### Directive:
Write the records out again, precisely as they stand.

### Entries:
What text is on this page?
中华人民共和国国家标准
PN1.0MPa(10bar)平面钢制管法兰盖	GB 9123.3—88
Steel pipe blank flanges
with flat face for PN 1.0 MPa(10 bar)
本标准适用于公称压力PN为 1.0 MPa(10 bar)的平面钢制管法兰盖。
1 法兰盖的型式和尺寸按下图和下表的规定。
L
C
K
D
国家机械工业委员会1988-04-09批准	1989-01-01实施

### Full output:
What text is on this page?
中华人民共和国国家标准
PN1.0MPa(10bar)平面钢制管法兰盖	GB 9123.3—88
Steel pipe blank flanges
with flat face for PN 1.0 MPa(10 bar)
本标准适用于公称压力PN为 1.0 MPa(10 bar)的平面钢制管法兰盖。
1 法兰盖的型式和尺寸按下图和下表的规定。
L
C
K
D
国家机械工业委员会1988-04-09批准	1989-01-01实施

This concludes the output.